--- BEGIN DATASET ROWS ---

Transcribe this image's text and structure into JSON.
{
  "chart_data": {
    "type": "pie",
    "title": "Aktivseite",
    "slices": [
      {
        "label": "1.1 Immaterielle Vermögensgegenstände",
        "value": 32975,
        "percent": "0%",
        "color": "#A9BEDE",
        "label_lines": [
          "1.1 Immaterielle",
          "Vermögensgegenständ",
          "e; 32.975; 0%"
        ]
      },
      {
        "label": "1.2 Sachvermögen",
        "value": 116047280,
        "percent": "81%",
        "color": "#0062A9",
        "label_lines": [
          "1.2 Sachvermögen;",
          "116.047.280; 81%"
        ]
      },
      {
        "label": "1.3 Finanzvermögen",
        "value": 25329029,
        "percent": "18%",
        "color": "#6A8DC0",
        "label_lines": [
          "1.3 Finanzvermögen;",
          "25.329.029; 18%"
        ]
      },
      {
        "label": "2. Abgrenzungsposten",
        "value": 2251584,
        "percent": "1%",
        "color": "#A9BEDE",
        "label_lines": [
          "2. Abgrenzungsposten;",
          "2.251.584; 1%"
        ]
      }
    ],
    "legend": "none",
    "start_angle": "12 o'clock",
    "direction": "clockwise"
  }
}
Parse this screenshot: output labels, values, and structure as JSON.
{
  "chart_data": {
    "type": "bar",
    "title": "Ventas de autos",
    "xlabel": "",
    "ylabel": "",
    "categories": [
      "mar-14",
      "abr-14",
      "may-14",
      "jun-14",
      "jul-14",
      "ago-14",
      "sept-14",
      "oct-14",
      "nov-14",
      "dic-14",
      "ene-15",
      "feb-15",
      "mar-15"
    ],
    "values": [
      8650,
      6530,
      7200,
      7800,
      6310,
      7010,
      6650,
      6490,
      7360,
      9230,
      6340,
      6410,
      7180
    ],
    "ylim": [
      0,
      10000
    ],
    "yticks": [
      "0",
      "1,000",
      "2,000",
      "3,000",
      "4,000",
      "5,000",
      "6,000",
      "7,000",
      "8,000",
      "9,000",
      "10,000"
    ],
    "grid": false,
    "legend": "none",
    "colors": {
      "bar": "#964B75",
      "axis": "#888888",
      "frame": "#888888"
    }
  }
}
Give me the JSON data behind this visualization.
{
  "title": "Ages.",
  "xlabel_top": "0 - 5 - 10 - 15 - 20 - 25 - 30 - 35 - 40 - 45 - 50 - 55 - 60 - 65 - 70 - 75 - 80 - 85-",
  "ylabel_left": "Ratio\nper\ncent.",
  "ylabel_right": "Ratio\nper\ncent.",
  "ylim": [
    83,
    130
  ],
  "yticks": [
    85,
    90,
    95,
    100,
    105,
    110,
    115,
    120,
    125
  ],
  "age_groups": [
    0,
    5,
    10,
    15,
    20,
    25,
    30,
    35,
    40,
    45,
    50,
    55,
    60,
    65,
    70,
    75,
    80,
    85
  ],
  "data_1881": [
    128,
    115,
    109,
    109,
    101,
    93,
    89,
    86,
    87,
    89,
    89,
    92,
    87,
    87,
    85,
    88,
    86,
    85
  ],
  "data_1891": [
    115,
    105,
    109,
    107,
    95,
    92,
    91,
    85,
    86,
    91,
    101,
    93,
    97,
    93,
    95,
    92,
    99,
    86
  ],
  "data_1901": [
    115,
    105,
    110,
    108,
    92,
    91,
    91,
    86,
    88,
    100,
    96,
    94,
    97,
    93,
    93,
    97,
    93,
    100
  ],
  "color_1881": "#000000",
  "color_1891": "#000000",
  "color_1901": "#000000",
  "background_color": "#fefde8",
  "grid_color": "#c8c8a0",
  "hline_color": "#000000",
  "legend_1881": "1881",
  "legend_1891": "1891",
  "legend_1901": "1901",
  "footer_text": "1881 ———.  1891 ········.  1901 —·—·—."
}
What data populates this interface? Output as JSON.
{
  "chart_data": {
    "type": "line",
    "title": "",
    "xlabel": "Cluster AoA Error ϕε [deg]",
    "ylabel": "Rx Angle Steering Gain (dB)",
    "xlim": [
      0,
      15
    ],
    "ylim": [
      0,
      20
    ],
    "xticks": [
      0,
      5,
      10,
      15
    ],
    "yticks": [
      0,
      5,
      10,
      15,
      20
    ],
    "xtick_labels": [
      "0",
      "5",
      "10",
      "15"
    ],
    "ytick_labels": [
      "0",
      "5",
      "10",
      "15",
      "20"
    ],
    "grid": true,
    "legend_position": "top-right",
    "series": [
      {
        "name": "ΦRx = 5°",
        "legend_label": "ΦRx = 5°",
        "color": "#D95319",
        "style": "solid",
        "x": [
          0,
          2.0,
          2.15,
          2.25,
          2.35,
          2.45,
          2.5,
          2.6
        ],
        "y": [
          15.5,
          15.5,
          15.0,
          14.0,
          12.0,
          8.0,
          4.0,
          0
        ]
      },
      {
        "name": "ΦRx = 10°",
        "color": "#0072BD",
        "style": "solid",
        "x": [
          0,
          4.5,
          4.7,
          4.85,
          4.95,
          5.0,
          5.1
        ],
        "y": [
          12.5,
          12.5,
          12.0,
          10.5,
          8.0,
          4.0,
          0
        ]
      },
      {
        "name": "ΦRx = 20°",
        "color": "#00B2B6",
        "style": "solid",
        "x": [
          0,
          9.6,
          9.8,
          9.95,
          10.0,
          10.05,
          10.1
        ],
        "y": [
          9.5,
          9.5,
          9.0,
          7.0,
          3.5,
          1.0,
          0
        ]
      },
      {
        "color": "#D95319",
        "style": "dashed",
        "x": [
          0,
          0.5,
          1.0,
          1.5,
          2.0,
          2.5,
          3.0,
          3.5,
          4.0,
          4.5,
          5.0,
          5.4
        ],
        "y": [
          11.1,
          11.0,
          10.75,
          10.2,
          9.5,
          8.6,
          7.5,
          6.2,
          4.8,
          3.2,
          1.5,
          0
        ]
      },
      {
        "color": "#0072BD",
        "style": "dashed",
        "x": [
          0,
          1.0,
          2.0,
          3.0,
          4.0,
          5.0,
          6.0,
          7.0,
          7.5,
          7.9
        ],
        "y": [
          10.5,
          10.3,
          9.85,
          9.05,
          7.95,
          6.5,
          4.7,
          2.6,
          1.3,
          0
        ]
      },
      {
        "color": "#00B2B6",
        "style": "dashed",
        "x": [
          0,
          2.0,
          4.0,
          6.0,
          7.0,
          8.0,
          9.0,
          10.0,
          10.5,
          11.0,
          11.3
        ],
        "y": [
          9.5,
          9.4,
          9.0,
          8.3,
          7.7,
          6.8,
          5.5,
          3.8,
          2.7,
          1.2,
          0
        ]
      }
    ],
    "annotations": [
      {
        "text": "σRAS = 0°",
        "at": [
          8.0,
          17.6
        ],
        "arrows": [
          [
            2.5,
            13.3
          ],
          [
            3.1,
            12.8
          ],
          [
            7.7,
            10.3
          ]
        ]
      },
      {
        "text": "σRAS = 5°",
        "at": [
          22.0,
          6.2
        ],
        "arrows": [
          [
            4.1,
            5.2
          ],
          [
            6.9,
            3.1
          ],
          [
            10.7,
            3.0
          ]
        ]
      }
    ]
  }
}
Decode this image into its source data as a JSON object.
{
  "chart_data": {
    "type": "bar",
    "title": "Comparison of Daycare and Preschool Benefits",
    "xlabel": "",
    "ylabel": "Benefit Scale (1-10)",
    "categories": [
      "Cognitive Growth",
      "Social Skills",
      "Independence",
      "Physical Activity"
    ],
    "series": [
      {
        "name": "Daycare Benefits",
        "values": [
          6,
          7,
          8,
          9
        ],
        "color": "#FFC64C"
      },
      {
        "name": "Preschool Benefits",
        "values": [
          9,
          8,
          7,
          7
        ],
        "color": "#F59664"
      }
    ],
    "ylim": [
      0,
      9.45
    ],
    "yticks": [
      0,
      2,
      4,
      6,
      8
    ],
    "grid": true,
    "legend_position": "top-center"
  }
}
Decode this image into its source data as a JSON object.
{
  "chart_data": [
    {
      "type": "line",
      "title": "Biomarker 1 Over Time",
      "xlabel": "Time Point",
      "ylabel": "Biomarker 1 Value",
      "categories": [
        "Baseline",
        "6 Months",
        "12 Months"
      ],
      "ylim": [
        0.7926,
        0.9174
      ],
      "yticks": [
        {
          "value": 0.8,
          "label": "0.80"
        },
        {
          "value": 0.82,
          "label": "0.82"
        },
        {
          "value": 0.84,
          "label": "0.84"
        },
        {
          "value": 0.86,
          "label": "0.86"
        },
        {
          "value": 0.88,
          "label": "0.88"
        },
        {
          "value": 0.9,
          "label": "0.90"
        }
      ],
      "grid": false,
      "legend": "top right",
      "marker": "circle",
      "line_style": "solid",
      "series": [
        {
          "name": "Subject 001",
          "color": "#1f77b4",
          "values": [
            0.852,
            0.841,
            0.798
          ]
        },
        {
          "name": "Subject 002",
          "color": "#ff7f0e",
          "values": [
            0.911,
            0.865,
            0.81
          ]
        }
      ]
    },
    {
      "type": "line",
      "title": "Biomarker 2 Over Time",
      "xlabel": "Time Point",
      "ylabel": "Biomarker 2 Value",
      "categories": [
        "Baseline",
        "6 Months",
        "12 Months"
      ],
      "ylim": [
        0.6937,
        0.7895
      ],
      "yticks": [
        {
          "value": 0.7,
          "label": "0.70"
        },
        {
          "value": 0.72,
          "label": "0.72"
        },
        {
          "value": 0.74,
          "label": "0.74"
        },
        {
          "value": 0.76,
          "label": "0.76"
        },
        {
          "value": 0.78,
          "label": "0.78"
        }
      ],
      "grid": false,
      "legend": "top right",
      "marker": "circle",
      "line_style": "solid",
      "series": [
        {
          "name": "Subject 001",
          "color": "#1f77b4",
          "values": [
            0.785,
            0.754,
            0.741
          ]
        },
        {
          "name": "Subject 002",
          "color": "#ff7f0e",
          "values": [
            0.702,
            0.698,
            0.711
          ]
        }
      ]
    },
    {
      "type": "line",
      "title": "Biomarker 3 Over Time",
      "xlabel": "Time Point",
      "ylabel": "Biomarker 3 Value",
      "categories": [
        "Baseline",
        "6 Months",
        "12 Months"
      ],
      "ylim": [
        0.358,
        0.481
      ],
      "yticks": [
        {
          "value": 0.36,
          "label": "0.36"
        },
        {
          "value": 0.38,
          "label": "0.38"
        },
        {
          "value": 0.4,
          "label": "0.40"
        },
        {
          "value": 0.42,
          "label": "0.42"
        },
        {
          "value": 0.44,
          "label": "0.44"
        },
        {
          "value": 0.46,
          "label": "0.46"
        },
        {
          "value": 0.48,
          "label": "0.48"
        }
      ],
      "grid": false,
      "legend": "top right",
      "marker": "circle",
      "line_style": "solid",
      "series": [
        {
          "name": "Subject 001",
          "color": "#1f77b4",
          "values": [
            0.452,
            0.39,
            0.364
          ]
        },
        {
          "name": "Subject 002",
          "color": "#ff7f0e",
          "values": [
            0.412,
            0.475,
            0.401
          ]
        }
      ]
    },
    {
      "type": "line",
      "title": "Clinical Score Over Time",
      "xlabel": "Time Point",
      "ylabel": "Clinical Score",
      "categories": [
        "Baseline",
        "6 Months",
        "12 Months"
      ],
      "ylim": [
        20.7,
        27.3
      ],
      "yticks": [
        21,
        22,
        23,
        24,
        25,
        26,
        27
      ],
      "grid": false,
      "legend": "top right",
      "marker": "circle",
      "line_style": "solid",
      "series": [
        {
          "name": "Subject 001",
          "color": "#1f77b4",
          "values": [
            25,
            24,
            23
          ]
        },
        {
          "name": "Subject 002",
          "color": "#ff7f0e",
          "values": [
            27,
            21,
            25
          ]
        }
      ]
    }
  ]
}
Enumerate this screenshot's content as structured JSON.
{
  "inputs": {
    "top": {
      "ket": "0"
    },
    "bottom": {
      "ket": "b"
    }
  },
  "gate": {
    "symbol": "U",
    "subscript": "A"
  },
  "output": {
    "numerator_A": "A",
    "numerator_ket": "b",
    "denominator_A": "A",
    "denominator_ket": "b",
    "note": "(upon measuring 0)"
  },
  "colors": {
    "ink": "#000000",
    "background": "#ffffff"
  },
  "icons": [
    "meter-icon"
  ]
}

--- END DATASET ROWS ---

Check every line of the material for the string "Finanzvermögen" and give the number of lines that have it, without anything else.

2